→ Input rows
— Begin —

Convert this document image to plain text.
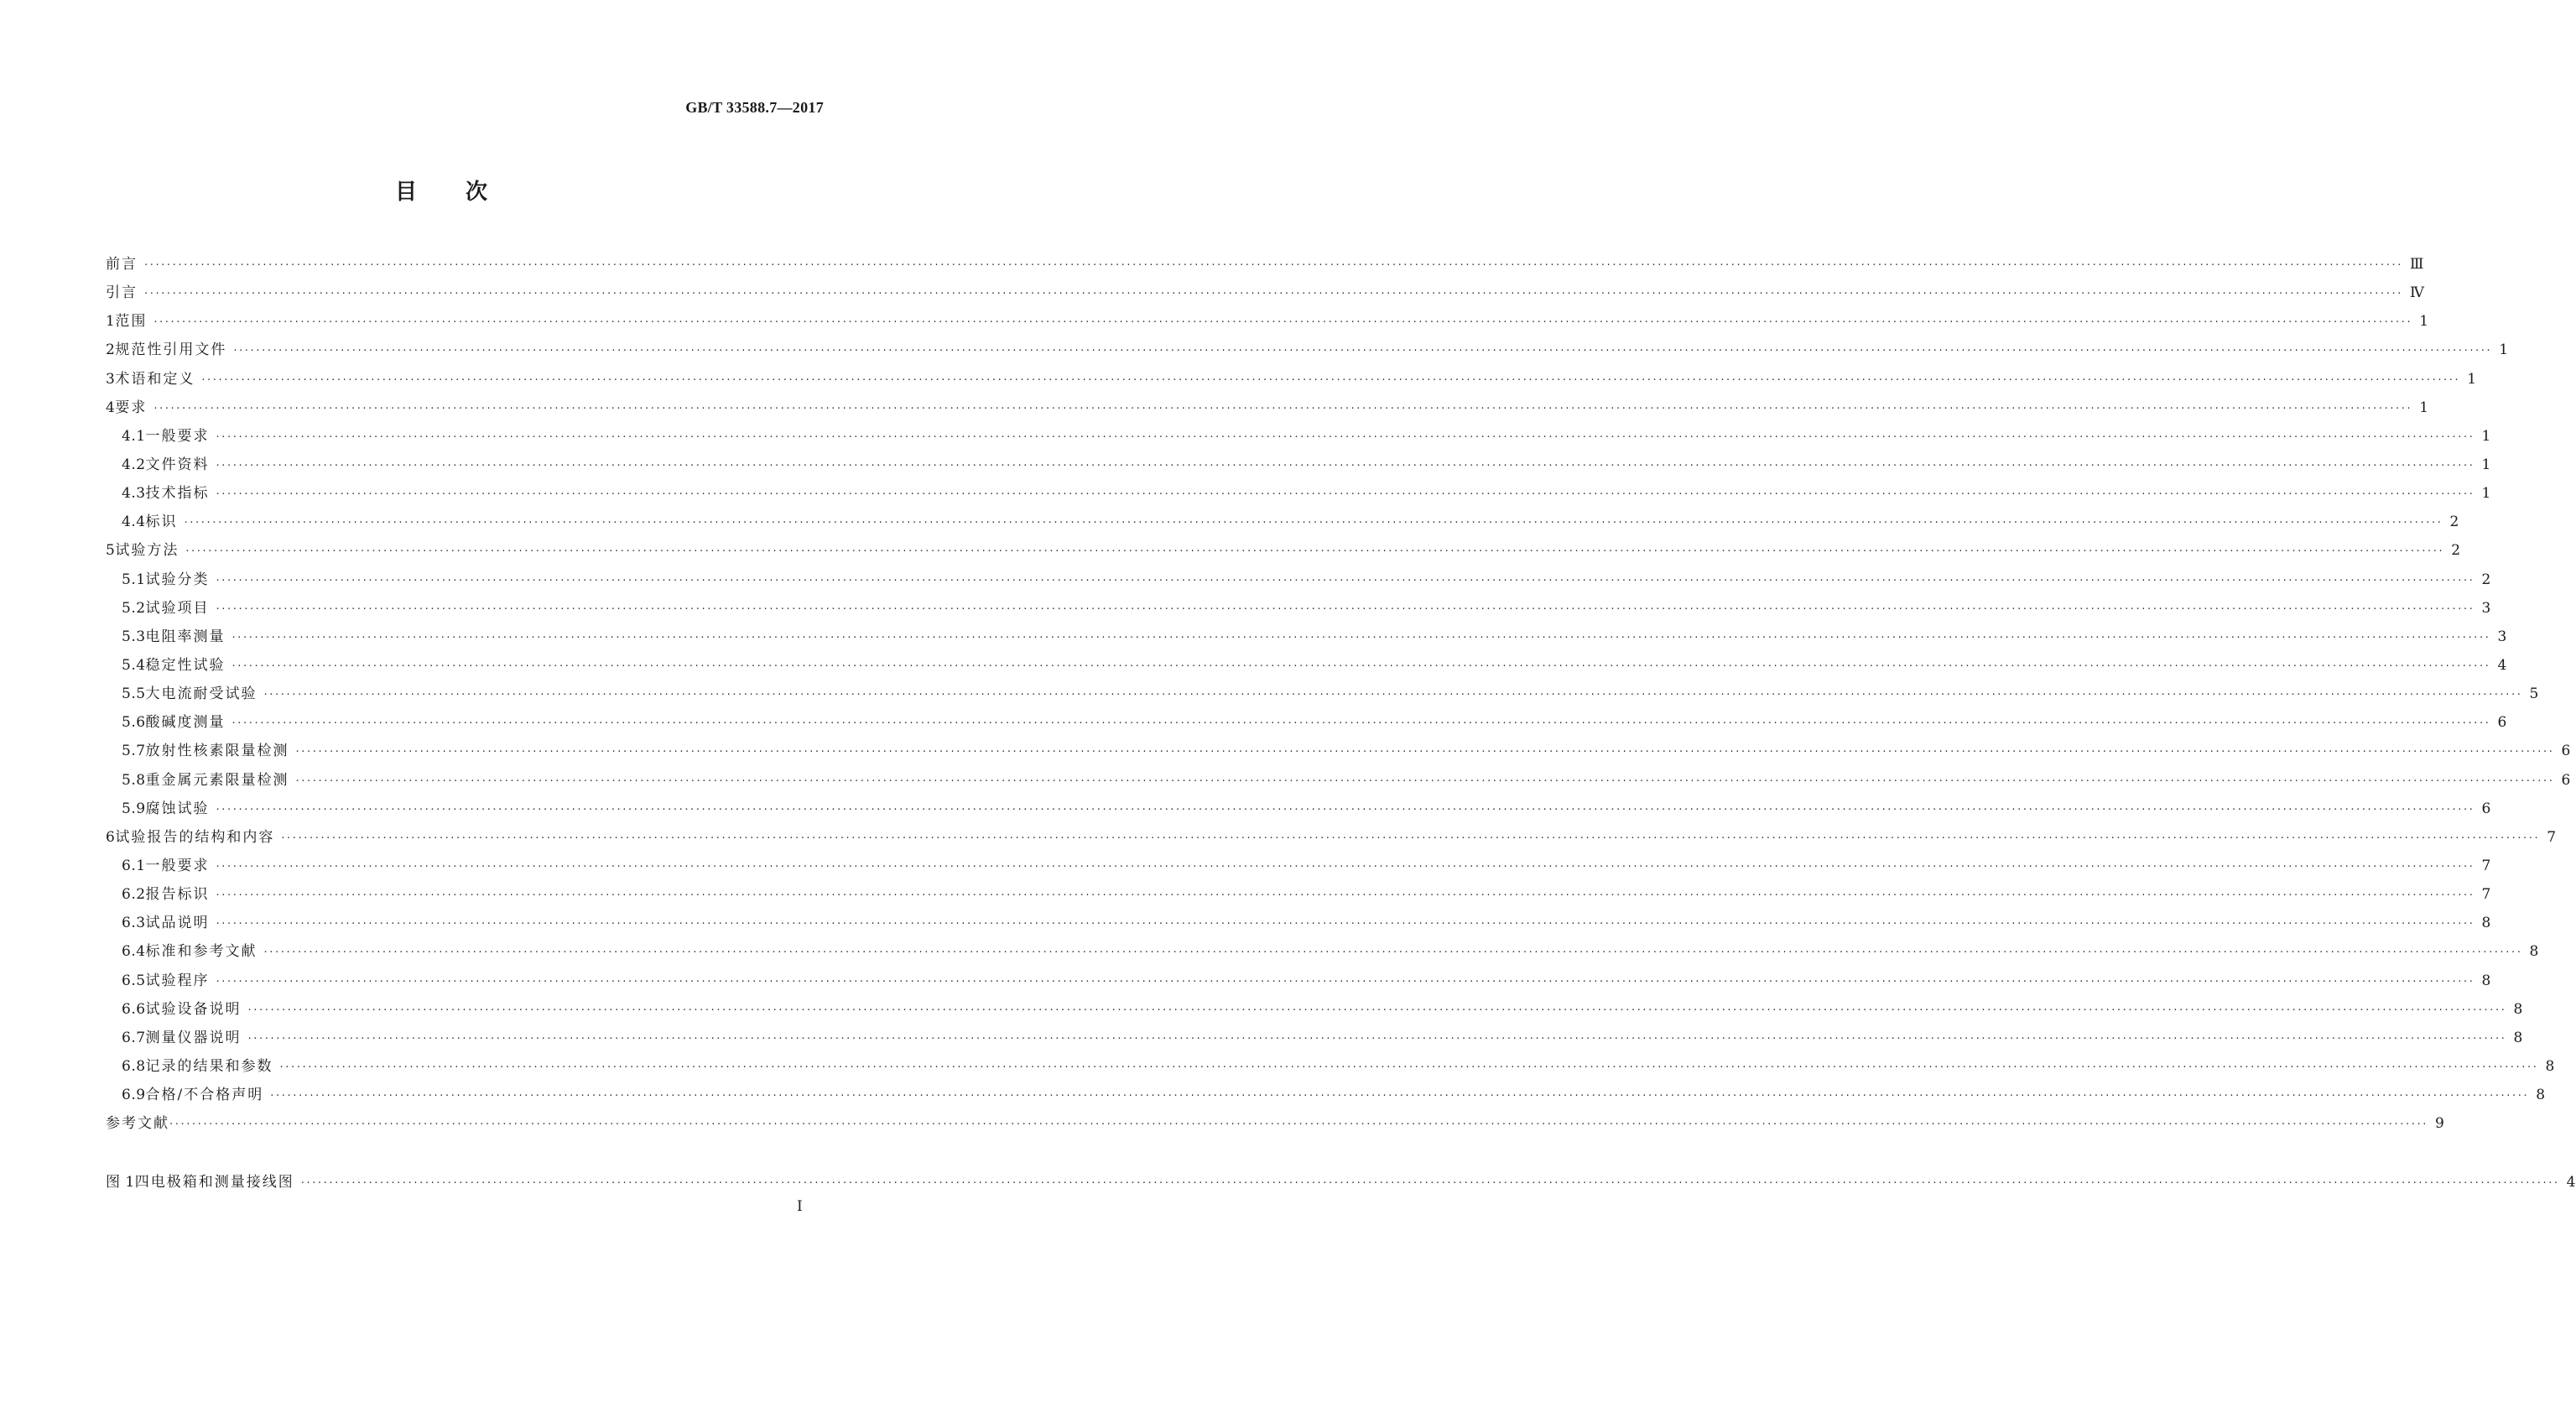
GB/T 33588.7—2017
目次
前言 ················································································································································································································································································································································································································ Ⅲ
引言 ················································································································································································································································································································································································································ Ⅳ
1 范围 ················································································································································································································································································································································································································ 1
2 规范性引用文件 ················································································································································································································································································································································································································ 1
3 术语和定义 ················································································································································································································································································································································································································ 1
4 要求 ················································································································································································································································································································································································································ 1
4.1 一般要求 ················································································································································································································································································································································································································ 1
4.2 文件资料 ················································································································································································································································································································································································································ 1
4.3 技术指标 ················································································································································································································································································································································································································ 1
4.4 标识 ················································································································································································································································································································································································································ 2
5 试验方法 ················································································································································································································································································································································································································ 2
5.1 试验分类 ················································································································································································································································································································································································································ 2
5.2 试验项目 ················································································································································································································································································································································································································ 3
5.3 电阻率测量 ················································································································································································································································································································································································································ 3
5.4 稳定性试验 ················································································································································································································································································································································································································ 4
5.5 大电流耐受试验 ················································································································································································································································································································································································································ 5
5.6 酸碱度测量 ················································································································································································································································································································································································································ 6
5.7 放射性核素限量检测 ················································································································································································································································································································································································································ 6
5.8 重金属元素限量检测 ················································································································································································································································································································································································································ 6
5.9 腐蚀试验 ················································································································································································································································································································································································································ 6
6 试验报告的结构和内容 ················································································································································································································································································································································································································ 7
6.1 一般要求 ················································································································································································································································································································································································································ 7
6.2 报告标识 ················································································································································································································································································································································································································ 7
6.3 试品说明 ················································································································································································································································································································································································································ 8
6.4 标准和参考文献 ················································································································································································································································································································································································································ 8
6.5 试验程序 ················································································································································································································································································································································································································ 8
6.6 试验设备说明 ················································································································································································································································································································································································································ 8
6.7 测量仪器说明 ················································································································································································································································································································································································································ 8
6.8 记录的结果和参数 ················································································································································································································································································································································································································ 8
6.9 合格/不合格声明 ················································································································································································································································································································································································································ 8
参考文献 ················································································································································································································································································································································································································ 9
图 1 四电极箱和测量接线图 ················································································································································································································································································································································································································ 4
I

— End —
— Begin —

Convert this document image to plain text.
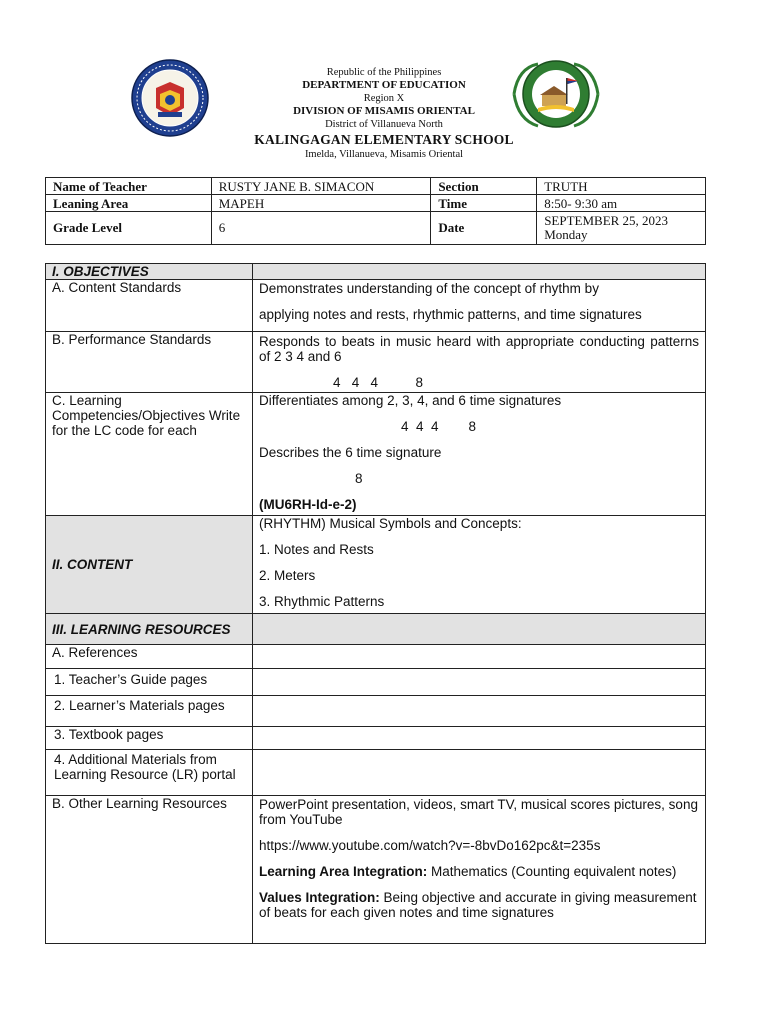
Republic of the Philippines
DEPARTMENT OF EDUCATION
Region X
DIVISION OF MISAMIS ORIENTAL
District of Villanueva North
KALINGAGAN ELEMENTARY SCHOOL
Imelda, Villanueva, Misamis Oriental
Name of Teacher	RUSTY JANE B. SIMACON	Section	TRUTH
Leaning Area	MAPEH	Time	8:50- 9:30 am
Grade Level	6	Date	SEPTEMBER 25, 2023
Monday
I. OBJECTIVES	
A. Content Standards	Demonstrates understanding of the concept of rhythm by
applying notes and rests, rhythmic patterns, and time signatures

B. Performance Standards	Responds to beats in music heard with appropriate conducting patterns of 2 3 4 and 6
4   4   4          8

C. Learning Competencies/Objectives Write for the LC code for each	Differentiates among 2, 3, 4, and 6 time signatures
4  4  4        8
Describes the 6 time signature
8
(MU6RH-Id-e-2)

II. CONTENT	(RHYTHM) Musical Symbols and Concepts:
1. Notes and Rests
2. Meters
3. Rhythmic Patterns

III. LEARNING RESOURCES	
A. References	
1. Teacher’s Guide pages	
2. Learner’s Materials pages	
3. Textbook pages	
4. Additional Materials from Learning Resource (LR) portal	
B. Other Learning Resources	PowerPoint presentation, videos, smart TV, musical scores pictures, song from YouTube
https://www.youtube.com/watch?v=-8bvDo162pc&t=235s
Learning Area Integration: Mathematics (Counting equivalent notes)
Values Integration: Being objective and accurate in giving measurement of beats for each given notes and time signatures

— End —

Pull out each line of the listing that holds the string "Villanueva".

→ Finished exercise
District of Villanueva North
Imelda, Villanueva, Misamis Oriental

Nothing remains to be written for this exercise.